> DIRECTIONS FOR THIS TASK: Output all records precisely as written.

··· RECORDS FOR THE EXERCISE

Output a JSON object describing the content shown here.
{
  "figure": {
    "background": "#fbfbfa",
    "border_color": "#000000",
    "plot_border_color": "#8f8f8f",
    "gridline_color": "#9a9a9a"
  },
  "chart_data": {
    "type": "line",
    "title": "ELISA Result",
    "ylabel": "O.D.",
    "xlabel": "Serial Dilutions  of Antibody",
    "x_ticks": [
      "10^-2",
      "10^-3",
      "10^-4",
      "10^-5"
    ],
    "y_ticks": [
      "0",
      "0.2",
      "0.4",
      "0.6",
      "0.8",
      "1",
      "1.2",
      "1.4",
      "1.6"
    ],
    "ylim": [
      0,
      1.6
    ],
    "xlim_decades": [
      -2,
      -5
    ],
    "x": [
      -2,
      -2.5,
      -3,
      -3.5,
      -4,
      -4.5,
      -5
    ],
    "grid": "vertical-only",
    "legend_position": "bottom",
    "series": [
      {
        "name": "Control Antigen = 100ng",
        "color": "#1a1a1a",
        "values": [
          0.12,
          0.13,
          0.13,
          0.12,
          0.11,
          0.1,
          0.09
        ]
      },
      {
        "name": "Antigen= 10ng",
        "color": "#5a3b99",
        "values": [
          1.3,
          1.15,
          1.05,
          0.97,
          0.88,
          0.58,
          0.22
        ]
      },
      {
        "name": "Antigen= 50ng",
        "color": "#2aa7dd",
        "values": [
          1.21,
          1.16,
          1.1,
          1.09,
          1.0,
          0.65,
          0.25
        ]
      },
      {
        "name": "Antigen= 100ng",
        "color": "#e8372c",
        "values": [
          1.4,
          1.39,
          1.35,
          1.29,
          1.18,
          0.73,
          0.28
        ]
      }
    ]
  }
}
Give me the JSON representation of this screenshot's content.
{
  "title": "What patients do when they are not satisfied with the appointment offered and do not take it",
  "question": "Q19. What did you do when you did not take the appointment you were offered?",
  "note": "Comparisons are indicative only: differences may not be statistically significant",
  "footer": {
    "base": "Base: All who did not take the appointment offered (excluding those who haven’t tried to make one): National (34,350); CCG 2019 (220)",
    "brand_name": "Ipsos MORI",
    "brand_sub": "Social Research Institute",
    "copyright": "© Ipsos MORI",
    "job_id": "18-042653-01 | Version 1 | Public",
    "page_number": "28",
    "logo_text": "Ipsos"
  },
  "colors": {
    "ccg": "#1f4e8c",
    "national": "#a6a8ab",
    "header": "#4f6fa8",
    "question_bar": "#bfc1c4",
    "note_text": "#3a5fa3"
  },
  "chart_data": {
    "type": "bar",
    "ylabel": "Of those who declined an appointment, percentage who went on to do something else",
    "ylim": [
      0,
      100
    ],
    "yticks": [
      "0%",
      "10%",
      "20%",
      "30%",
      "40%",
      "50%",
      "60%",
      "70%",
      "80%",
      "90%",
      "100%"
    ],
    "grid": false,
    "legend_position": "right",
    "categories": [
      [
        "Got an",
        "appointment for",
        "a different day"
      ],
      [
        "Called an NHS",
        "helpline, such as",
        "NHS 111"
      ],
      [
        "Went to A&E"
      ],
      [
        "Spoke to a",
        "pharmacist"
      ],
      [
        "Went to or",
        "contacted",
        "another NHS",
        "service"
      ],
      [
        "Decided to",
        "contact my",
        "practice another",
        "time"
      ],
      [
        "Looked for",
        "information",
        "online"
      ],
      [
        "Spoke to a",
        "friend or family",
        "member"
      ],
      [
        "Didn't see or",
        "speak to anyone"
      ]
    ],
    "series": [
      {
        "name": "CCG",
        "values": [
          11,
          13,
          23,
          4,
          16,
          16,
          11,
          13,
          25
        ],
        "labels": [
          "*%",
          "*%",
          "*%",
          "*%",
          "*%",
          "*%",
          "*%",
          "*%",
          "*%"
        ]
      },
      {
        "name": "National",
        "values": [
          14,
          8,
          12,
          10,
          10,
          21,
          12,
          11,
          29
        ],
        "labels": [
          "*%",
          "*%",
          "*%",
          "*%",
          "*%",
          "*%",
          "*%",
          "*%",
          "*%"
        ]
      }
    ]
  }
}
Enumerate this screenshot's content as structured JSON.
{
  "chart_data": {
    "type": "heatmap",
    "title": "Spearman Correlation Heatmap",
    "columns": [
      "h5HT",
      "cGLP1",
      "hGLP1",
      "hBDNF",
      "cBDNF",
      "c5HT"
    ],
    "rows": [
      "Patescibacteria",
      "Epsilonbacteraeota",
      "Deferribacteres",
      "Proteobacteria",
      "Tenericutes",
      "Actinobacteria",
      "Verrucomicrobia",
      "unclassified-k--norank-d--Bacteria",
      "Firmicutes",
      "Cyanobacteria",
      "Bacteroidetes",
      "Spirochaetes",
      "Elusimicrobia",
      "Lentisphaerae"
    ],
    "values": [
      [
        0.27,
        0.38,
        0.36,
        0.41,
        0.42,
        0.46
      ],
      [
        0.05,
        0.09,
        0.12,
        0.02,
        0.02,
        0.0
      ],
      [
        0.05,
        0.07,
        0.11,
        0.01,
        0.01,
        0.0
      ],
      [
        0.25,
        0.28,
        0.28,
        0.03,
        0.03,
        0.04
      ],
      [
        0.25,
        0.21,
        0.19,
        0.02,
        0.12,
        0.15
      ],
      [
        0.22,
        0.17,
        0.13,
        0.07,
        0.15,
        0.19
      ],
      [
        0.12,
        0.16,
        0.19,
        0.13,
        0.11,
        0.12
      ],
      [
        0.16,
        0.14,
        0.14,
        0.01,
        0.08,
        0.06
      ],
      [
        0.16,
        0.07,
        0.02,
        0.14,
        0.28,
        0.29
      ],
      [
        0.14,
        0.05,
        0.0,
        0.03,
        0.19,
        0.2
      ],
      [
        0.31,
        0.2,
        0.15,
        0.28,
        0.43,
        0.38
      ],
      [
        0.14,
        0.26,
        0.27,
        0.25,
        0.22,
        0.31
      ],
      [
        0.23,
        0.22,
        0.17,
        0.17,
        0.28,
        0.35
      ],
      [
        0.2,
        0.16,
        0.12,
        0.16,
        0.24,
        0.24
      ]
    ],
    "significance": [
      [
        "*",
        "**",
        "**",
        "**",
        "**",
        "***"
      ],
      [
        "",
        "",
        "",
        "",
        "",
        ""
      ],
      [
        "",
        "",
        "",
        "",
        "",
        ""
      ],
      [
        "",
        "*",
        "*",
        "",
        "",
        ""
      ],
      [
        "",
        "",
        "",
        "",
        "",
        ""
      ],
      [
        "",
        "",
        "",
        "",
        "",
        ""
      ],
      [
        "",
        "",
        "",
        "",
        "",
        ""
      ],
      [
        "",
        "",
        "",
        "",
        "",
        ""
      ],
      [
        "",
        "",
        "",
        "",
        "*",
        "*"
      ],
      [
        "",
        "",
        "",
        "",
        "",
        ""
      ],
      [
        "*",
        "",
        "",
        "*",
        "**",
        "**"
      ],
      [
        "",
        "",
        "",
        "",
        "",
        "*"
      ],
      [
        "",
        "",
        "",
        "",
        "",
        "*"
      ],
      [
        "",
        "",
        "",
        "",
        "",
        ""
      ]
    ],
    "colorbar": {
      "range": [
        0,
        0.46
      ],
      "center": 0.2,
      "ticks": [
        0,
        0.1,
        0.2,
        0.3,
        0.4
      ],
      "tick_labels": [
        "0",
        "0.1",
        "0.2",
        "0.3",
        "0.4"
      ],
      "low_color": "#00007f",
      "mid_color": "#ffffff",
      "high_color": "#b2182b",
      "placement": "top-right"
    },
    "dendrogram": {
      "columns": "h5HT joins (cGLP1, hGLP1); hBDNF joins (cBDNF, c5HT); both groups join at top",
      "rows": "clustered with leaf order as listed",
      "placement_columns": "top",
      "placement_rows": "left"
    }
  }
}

······

> TASK RESULT:
Output a JSON object describing the content shown here.
{
  "figure": {
    "background": "#fbfbfa",
    "border_color": "#000000",
    "plot_border_color": "#8f8f8f",
    "gridline_color": "#9a9a9a"
  },
  "chart_data": {
    "type": "line",
    "title": "ELISA Result",
    "ylabel": "O.D.",
    "xlabel": "Serial Dilutions  of Antibody",
    "x_ticks": [
      "10^-2",
      "10^-3",
      "10^-4",
      "10^-5"
    ],
    "y_ticks": [
      "0",
      "0.2",
      "0.4",
      "0.6",
      "0.8",
      "1",
      "1.2",
      "1.4",
      "1.6"
    ],
    "ylim": [
      0,
      1.6
    ],
    "xlim_decades": [
      -2,
      -5
    ],
    "x": [
      -2,
      -2.5,
      -3,
      -3.5,
      -4,
      -4.5,
      -5
    ],
    "grid": "vertical-only",
    "legend_position": "bottom",
    "series": [
      {
        "name": "Control Antigen = 100ng",
        "color": "#1a1a1a",
        "values": [
          0.12,
          0.13,
          0.13,
          0.12,
          0.11,
          0.1,
          0.09
        ]
      },
      {
        "name": "Antigen= 10ng",
        "color": "#5a3b99",
        "values": [
          1.3,
          1.15,
          1.05,
          0.97,
          0.88,
          0.58,
          0.22
        ]
      },
      {
        "name": "Antigen= 50ng",
        "color": "#2aa7dd",
        "values": [
          1.21,
          1.16,
          1.1,
          1.09,
          1.0,
          0.65,
          0.25
        ]
      },
      {
        "name": "Antigen= 100ng",
        "color": "#e8372c",
        "values": [
          1.4,
          1.39,
          1.35,
          1.29,
          1.18,
          0.73,
          0.28
        ]
      }
    ]
  }
}
Give me the JSON representation of this screenshot's content.
{
  "title": "What patients do when they are not satisfied with the appointment offered and do not take it",
  "question": "Q19. What did you do when you did not take the appointment you were offered?",
  "note": "Comparisons are indicative only: differences may not be statistically significant",
  "footer": {
    "base": "Base: All who did not take the appointment offered (excluding those who haven’t tried to make one): National (34,350); CCG 2019 (220)",
    "brand_name": "Ipsos MORI",
    "brand_sub": "Social Research Institute",
    "copyright": "© Ipsos MORI",
    "job_id": "18-042653-01 | Version 1 | Public",
    "page_number": "28",
    "logo_text": "Ipsos"
  },
  "colors": {
    "ccg": "#1f4e8c",
    "national": "#a6a8ab",
    "header": "#4f6fa8",
    "question_bar": "#bfc1c4",
    "note_text": "#3a5fa3"
  },
  "chart_data": {
    "type": "bar",
    "ylabel": "Of those who declined an appointment, percentage who went on to do something else",
    "ylim": [
      0,
      100
    ],
    "yticks": [
      "0%",
      "10%",
      "20%",
      "30%",
      "40%",
      "50%",
      "60%",
      "70%",
      "80%",
      "90%",
      "100%"
    ],
    "grid": false,
    "legend_position": "right",
    "categories": [
      [
        "Got an",
        "appointment for",
        "a different day"
      ],
      [
        "Called an NHS",
        "helpline, such as",
        "NHS 111"
      ],
      [
        "Went to A&E"
      ],
      [
        "Spoke to a",
        "pharmacist"
      ],
      [
        "Went to or",
        "contacted",
        "another NHS",
        "service"
      ],
      [
        "Decided to",
        "contact my",
        "practice another",
        "time"
      ],
      [
        "Looked for",
        "information",
        "online"
      ],
      [
        "Spoke to a",
        "friend or family",
        "member"
      ],
      [
        "Didn't see or",
        "speak to anyone"
      ]
    ],
    "series": [
      {
        "name": "CCG",
        "values": [
          11,
          13,
          23,
          4,
          16,
          16,
          11,
          13,
          25
        ],
        "labels": [
          "*%",
          "*%",
          "*%",
          "*%",
          "*%",
          "*%",
          "*%",
          "*%",
          "*%"
        ]
      },
      {
        "name": "National",
        "values": [
          14,
          8,
          12,
          10,
          10,
          21,
          12,
          11,
          29
        ],
        "labels": [
          "*%",
          "*%",
          "*%",
          "*%",
          "*%",
          "*%",
          "*%",
          "*%",
          "*%"
        ]
      }
    ]
  }
}
Enumerate this screenshot's content as structured JSON.
{
  "chart_data": {
    "type": "heatmap",
    "title": "Spearman Correlation Heatmap",
    "columns": [
      "h5HT",
      "cGLP1",
      "hGLP1",
      "hBDNF",
      "cBDNF",
      "c5HT"
    ],
    "rows": [
      "Patescibacteria",
      "Epsilonbacteraeota",
      "Deferribacteres",
      "Proteobacteria",
      "Tenericutes",
      "Actinobacteria",
      "Verrucomicrobia",
      "unclassified-k--norank-d--Bacteria",
      "Firmicutes",
      "Cyanobacteria",
      "Bacteroidetes",
      "Spirochaetes",
      "Elusimicrobia",
      "Lentisphaerae"
    ],
    "values": [
      [
        0.27,
        0.38,
        0.36,
        0.41,
        0.42,
        0.46
      ],
      [
        0.05,
        0.09,
        0.12,
        0.02,
        0.02,
        0.0
      ],
      [
        0.05,
        0.07,
        0.11,
        0.01,
        0.01,
        0.0
      ],
      [
        0.25,
        0.28,
        0.28,
        0.03,
        0.03,
        0.04
      ],
      [
        0.25,
        0.21,
        0.19,
        0.02,
        0.12,
        0.15
      ],
      [
        0.22,
        0.17,
        0.13,
        0.07,
        0.15,
        0.19
      ],
      [
        0.12,
        0.16,
        0.19,
        0.13,
        0.11,
        0.12
      ],
      [
        0.16,
        0.14,
        0.14,
        0.01,
        0.08,
        0.06
      ],
      [
        0.16,
        0.07,
        0.02,
        0.14,
        0.28,
        0.29
      ],
      [
        0.14,
        0.05,
        0.0,
        0.03,
        0.19,
        0.2
      ],
      [
        0.31,
        0.2,
        0.15,
        0.28,
        0.43,
        0.38
      ],
      [
        0.14,
        0.26,
        0.27,
        0.25,
        0.22,
        0.31
      ],
      [
        0.23,
        0.22,
        0.17,
        0.17,
        0.28,
        0.35
      ],
      [
        0.2,
        0.16,
        0.12,
        0.16,
        0.24,
        0.24
      ]
    ],
    "significance": [
      [
        "*",
        "**",
        "**",
        "**",
        "**",
        "***"
      ],
      [
        "",
        "",
        "",
        "",
        "",
        ""
      ],
      [
        "",
        "",
        "",
        "",
        "",
        ""
      ],
      [
        "",
        "*",
        "*",
        "",
        "",
        ""
      ],
      [
        "",
        "",
        "",
        "",
        "",
        ""
      ],
      [
        "",
        "",
        "",
        "",
        "",
        ""
      ],
      [
        "",
        "",
        "",
        "",
        "",
        ""
      ],
      [
        "",
        "",
        "",
        "",
        "",
        ""
      ],
      [
        "",
        "",
        "",
        "",
        "*",
        "*"
      ],
      [
        "",
        "",
        "",
        "",
        "",
        ""
      ],
      [
        "*",
        "",
        "",
        "*",
        "**",
        "**"
      ],
      [
        "",
        "",
        "",
        "",
        "",
        "*"
      ],
      [
        "",
        "",
        "",
        "",
        "",
        "*"
      ],
      [
        "",
        "",
        "",
        "",
        "",
        ""
      ]
    ],
    "colorbar": {
      "range": [
        0,
        0.46
      ],
      "center": 0.2,
      "ticks": [
        0,
        0.1,
        0.2,
        0.3,
        0.4
      ],
      "tick_labels": [
        "0",
        "0.1",
        "0.2",
        "0.3",
        "0.4"
      ],
      "low_color": "#00007f",
      "mid_color": "#ffffff",
      "high_color": "#b2182b",
      "placement": "top-right"
    },
    "dendrogram": {
      "columns": "h5HT joins (cGLP1, hGLP1); hBDNF joins (cBDNF, c5HT); both groups join at top",
      "rows": "clustered with leaf order as listed",
      "placement_columns": "top",
      "placement_rows": "left"
    }
  }
}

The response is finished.